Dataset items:
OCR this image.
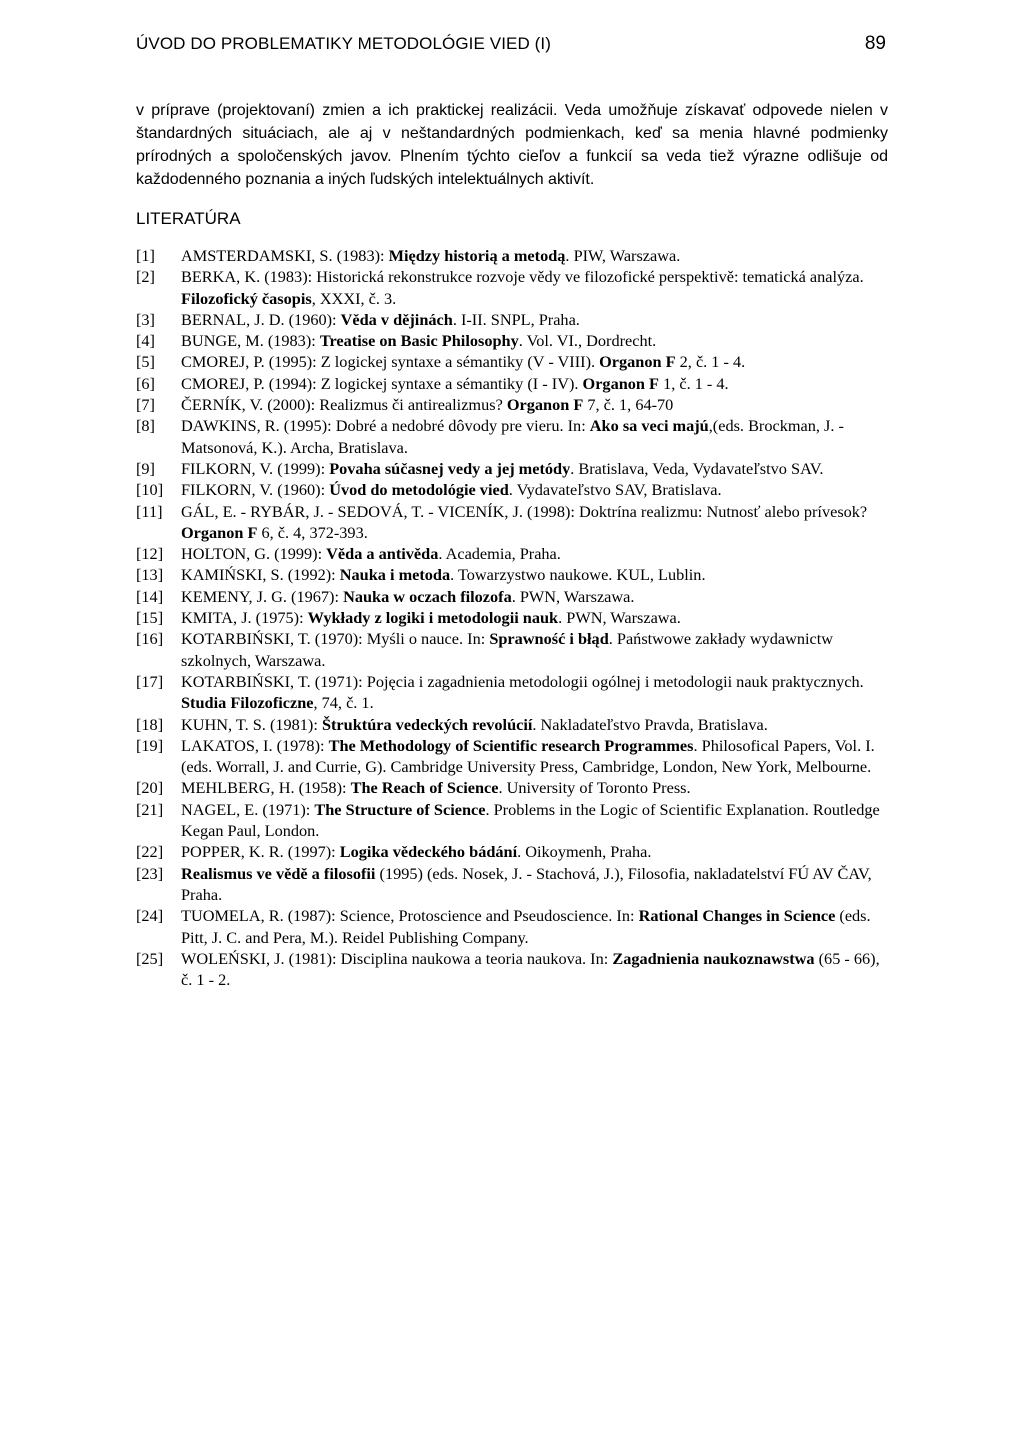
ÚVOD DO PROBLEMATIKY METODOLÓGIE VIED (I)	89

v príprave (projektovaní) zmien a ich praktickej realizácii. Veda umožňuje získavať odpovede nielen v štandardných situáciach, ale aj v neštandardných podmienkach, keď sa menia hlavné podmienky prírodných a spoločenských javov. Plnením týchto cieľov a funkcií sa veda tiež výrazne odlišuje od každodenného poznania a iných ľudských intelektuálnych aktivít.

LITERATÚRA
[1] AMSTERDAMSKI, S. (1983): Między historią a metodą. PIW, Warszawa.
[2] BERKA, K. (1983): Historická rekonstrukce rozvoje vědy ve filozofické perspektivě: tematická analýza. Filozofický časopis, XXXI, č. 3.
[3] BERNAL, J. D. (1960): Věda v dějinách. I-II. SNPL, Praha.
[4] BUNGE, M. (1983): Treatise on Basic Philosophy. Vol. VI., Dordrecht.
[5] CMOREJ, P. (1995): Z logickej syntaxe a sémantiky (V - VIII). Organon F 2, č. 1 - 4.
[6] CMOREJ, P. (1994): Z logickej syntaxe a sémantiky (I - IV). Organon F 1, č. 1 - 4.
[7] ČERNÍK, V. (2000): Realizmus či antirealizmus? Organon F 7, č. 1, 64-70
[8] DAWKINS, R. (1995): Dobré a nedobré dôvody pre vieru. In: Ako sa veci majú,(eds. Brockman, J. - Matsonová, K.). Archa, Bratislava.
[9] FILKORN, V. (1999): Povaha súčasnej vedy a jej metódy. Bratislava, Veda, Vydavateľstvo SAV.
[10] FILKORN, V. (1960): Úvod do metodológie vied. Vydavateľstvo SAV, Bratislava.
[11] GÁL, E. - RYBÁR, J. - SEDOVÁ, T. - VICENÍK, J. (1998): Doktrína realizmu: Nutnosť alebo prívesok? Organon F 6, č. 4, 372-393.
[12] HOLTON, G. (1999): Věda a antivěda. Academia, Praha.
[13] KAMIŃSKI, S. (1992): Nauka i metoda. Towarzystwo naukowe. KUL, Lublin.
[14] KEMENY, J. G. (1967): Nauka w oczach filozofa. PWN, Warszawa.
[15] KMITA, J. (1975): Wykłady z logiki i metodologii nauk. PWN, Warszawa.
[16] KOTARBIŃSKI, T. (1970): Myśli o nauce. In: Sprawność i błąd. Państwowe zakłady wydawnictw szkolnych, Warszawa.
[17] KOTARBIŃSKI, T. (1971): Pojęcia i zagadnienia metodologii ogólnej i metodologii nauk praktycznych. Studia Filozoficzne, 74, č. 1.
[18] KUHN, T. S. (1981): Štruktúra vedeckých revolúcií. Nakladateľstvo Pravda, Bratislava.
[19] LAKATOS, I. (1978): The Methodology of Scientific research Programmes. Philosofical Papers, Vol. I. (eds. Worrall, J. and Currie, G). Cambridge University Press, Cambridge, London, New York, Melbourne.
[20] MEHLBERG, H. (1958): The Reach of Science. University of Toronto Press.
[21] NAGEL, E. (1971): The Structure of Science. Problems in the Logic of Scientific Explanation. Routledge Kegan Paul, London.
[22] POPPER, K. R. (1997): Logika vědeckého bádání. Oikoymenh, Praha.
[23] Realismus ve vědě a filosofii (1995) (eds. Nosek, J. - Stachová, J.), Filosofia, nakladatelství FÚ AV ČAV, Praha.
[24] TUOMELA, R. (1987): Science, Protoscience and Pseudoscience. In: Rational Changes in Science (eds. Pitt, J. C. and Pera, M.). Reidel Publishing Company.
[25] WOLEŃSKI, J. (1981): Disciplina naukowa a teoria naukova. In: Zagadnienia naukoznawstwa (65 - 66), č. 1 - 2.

Objective » Reproduce the material above verbatim; omit every picture.

Correct response »
OCR this image.
ÚVOD DO PROBLEMATIKY METODOLÓGIE VIED (I)	89

v príprave (projektovaní) zmien a ich praktickej realizácii. Veda umožňuje získavať odpovede nielen v štandardných situáciach, ale aj v neštandardných podmienkach, keď sa menia hlavné podmienky prírodných a spoločenských javov. Plnením týchto cieľov a funkcií sa veda tiež výrazne odlišuje od každodenného poznania a iných ľudských intelektuálnych aktivít.

LITERATÚRA
[1] AMSTERDAMSKI, S. (1983): Między historią a metodą. PIW, Warszawa.
[2] BERKA, K. (1983): Historická rekonstrukce rozvoje vědy ve filozofické perspektivě: tematická analýza. Filozofický časopis, XXXI, č. 3.
[3] BERNAL, J. D. (1960): Věda v dějinách. I-II. SNPL, Praha.
[4] BUNGE, M. (1983): Treatise on Basic Philosophy. Vol. VI., Dordrecht.
[5] CMOREJ, P. (1995): Z logickej syntaxe a sémantiky (V - VIII). Organon F 2, č. 1 - 4.
[6] CMOREJ, P. (1994): Z logickej syntaxe a sémantiky (I - IV). Organon F 1, č. 1 - 4.
[7] ČERNÍK, V. (2000): Realizmus či antirealizmus? Organon F 7, č. 1, 64-70
[8] DAWKINS, R. (1995): Dobré a nedobré dôvody pre vieru. In: Ako sa veci majú,(eds. Brockman, J. - Matsonová, K.). Archa, Bratislava.
[9] FILKORN, V. (1999): Povaha súčasnej vedy a jej metódy. Bratislava, Veda, Vydavateľstvo SAV.
[10] FILKORN, V. (1960): Úvod do metodológie vied. Vydavateľstvo SAV, Bratislava.
[11] GÁL, E. - RYBÁR, J. - SEDOVÁ, T. - VICENÍK, J. (1998): Doktrína realizmu: Nutnosť alebo prívesok? Organon F 6, č. 4, 372-393.
[12] HOLTON, G. (1999): Věda a antivěda. Academia, Praha.
[13] KAMIŃSKI, S. (1992): Nauka i metoda. Towarzystwo naukowe. KUL, Lublin.
[14] KEMENY, J. G. (1967): Nauka w oczach filozofa. PWN, Warszawa.
[15] KMITA, J. (1975): Wykłady z logiki i metodologii nauk. PWN, Warszawa.
[16] KOTARBIŃSKI, T. (1970): Myśli o nauce. In: Sprawność i błąd. Państwowe zakłady wydawnictw szkolnych, Warszawa.
[17] KOTARBIŃSKI, T. (1971): Pojęcia i zagadnienia metodologii ogólnej i metodologii nauk praktycznych. Studia Filozoficzne, 74, č. 1.
[18] KUHN, T. S. (1981): Štruktúra vedeckých revolúcií. Nakladateľstvo Pravda, Bratislava.
[19] LAKATOS, I. (1978): The Methodology of Scientific research Programmes. Philosofical Papers, Vol. I. (eds. Worrall, J. and Currie, G). Cambridge University Press, Cambridge, London, New York, Melbourne.
[20] MEHLBERG, H. (1958): The Reach of Science. University of Toronto Press.
[21] NAGEL, E. (1971): The Structure of Science. Problems in the Logic of Scientific Explanation. Routledge Kegan Paul, London.
[22] POPPER, K. R. (1997): Logika vědeckého bádání. Oikoymenh, Praha.
[23] Realismus ve vědě a filosofii (1995) (eds. Nosek, J. - Stachová, J.), Filosofia, nakladatelství FÚ AV ČAV, Praha.
[24] TUOMELA, R. (1987): Science, Protoscience and Pseudoscience. In: Rational Changes in Science (eds. Pitt, J. C. and Pera, M.). Reidel Publishing Company.
[25] WOLEŃSKI, J. (1981): Disciplina naukowa a teoria naukova. In: Zagadnienia naukoznawstwa (65 - 66), č. 1 - 2.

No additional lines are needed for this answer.